LISTED ENTRIES:
_ _ _

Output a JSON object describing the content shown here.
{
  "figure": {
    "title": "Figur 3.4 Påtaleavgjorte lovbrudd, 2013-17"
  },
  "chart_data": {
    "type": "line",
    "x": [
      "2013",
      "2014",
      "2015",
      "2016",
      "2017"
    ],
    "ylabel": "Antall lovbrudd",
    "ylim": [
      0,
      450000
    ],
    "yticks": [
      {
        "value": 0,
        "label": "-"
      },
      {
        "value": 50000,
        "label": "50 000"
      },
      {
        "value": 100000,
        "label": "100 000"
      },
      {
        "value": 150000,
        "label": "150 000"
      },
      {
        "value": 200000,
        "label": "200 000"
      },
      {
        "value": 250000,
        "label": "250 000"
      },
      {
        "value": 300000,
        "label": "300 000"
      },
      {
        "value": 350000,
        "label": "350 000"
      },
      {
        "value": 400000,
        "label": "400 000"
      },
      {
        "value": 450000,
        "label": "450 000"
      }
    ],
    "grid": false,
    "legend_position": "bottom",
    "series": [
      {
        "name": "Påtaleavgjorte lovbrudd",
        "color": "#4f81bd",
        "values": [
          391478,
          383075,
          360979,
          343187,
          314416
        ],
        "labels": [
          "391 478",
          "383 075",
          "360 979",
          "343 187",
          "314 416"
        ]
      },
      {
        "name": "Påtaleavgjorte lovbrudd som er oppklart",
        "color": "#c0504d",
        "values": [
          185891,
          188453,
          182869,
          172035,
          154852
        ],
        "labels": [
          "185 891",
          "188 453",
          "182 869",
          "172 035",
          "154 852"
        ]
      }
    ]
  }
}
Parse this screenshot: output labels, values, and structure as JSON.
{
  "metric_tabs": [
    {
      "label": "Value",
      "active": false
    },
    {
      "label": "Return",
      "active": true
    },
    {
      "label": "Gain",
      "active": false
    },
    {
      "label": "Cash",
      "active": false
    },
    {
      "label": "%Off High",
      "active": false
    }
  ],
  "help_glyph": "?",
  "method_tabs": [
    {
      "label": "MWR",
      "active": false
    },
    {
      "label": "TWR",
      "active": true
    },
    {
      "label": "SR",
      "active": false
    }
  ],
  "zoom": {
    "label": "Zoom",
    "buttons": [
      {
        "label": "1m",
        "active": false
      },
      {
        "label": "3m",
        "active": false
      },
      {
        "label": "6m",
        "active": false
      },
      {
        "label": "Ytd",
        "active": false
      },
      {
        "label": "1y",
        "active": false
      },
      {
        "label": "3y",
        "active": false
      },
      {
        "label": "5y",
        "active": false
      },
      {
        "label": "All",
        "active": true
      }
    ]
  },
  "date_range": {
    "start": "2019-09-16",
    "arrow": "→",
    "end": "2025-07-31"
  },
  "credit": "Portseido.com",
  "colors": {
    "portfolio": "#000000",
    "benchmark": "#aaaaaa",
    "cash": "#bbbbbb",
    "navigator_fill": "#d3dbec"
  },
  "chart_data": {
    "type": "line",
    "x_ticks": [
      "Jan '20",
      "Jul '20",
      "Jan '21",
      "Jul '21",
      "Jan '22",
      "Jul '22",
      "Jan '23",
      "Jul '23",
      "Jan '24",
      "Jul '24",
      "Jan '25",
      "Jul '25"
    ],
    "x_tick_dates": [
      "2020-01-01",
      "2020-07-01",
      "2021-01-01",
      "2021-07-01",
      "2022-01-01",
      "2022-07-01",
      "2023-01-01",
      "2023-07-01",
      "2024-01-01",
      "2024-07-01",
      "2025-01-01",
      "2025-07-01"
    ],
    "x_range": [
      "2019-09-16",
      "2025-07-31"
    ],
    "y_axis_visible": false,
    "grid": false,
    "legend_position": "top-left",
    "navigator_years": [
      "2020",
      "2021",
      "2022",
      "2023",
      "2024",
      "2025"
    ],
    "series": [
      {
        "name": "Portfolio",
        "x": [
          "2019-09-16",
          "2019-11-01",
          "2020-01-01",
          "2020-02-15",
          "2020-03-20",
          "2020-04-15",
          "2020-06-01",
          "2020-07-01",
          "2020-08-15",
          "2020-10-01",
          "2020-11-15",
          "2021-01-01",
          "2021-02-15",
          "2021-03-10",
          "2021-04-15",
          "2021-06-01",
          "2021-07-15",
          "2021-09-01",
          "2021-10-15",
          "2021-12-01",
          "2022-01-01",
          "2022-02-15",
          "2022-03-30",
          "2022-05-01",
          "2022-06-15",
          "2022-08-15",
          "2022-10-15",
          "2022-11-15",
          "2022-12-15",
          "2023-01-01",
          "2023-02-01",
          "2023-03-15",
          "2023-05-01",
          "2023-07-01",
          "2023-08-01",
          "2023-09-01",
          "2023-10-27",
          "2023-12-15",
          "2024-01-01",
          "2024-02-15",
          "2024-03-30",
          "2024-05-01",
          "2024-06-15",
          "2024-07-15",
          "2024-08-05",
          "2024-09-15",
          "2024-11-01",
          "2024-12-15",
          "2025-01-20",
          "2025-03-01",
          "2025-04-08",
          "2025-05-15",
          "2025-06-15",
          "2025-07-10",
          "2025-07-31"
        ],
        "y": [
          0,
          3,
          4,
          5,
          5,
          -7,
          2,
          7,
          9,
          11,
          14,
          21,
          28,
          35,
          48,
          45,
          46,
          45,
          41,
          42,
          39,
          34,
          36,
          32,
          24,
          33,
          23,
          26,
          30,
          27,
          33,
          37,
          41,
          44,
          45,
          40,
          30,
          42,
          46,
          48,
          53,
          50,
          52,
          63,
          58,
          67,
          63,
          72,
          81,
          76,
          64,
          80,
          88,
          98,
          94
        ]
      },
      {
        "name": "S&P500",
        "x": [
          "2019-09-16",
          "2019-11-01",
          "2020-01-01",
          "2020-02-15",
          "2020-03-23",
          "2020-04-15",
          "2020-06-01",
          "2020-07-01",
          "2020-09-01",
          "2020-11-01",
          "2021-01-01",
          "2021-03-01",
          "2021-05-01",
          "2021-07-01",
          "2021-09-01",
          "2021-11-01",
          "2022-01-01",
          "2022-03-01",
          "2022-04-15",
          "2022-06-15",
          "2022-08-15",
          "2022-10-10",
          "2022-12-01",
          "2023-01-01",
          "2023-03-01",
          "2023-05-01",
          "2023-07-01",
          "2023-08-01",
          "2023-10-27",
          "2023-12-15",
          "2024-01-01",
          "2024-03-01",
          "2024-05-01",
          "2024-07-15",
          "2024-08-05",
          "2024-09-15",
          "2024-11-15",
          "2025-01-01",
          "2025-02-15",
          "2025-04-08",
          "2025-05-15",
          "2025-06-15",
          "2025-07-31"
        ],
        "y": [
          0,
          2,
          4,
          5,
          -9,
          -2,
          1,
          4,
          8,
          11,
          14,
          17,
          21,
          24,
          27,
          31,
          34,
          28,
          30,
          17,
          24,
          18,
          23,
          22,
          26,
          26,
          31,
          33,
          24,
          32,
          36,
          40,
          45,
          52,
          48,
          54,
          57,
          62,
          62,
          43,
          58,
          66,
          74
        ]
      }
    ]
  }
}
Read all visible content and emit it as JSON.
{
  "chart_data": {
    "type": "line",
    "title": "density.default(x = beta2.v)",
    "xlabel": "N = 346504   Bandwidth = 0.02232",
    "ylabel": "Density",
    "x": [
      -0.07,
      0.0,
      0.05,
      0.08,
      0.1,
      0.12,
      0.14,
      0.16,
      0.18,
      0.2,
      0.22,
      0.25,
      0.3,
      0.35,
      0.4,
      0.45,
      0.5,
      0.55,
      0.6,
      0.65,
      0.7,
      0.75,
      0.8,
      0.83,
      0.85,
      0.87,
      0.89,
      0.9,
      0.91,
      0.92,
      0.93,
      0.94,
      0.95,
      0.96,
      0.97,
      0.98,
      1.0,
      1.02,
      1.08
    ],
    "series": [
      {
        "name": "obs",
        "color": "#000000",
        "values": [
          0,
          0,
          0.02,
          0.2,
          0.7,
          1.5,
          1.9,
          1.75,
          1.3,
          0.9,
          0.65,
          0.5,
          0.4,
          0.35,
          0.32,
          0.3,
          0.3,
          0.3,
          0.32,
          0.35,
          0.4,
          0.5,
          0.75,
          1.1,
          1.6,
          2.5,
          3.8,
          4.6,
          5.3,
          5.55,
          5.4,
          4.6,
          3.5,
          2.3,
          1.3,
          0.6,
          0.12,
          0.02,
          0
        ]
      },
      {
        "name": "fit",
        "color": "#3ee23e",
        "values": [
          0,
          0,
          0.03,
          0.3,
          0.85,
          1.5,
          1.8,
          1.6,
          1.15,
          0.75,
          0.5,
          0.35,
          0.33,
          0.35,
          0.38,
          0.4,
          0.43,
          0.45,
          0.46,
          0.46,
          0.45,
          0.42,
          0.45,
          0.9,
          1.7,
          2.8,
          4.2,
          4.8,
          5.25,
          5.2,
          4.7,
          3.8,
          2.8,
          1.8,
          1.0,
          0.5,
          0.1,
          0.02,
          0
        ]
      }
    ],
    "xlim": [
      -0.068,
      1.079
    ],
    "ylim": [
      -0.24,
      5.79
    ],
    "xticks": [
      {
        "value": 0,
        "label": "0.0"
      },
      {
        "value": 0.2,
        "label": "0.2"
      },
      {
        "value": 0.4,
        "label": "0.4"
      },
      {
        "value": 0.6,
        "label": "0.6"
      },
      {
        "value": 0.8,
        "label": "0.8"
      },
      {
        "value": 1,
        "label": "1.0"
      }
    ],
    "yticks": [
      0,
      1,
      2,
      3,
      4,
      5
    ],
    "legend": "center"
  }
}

_ _ _

OBJECTIVE: From the data, pick out every line that includes "Påtaleavgjorte".

CORRECT OUTPUT:
    "title": "Figur 3.4 Påtaleavgjorte lovbrudd, 2013-17"
        "name": "Påtaleavgjorte lovbrudd",
        "name": "Påtaleavgjorte lovbrudd som er oppklart",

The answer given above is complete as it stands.